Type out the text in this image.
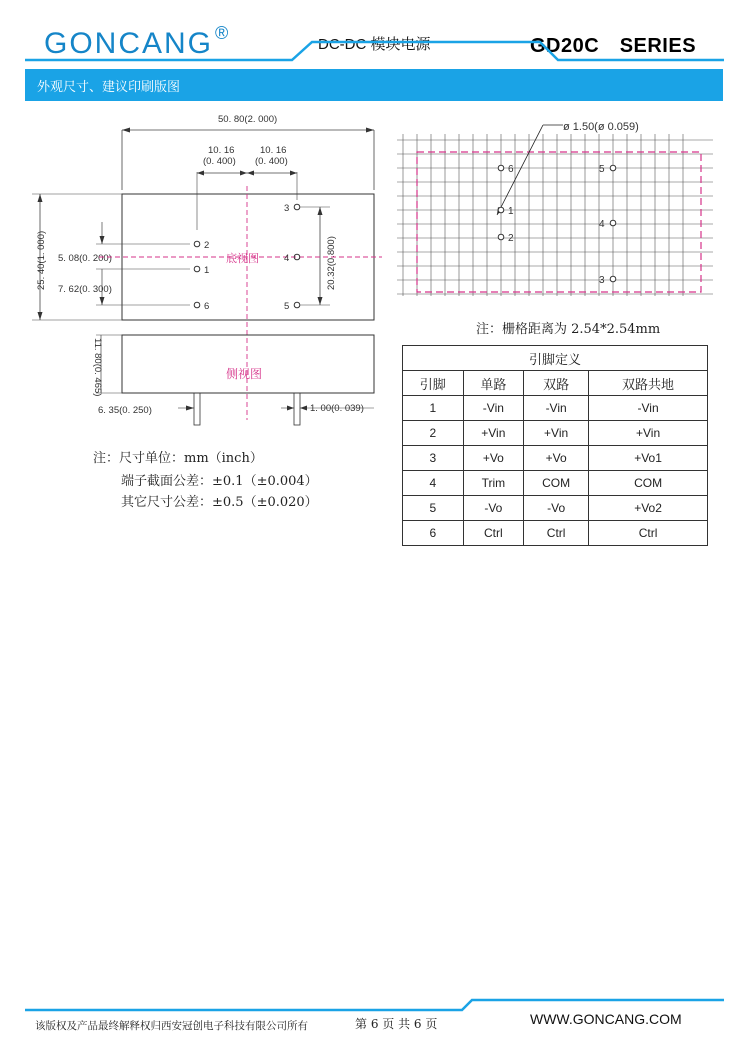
GONCANG ®
DC-DC 模块电源	GD20C　SERIES
外观尺寸、建议印刷版图
50. 80(2. 000)
10. 16
(0. 400)
10. 16
(0. 400)
25. 40(1. 000) 5. 08(0. 200)
7. 62(0. 300)	20.32(0.800)
底视图
2
1
6
3
4
5
11. 80(0. 465)	侧视图
6. 35(0. 250)	1. 00(0. 039)
注：尺寸单位：mm（inch）
端子截面公差：±0.1（±0.004）
其它尺寸公差：±0.5（±0.020）
ø 1.50(ø 0.059)
6
1
2
5
4
3
注：栅格距离为 2.54*2.54mm
引脚定义			
引脚	单路	双路	双路共地
1	-Vin	-Vin	-Vin
2	+Vin	+Vin	+Vin
3	+Vo	+Vo	+Vo1
4	Trim	COM	COM
5	-Vo	-Vo	+Vo2
6	Ctrl	Ctrl	Ctrl
该版权及产品最终解释权归西安冠创电子科技有限公司所有	第 6 页 共 6 页	WWW.GONCANG.COM
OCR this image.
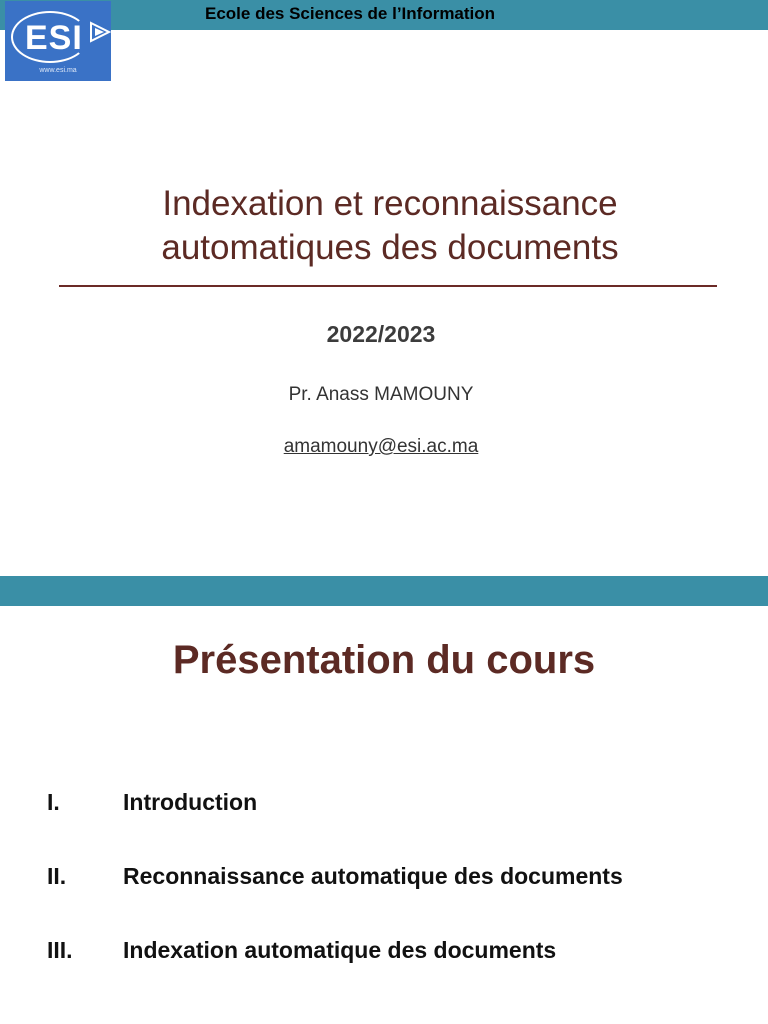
Ecole des Sciences de l’Information
ESI
www.esi.ma
Indexation et reconnaissance
automatiques des documents
2022/2023
Pr. Anass MAMOUNY
amamouny@esi.ac.ma
Présentation du cours
I.	Introduction
II. Reconnaissance automatique des documents
III. Indexation automatique des documents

» **REQUIRED TASK**: The copy should hold exactly the lines from the line containing "OCR this image." through the end of the data, both ends included, and no pictures.

» **SOLUTION**:
OCR this image.
Ecole des Sciences de l’Information
ESI
www.esi.ma
Indexation et reconnaissance
automatiques des documents
2022/2023
Pr. Anass MAMOUNY
amamouny@esi.ac.ma
Présentation du cours
I.	Introduction
II. Reconnaissance automatique des documents
III. Indexation automatique des documents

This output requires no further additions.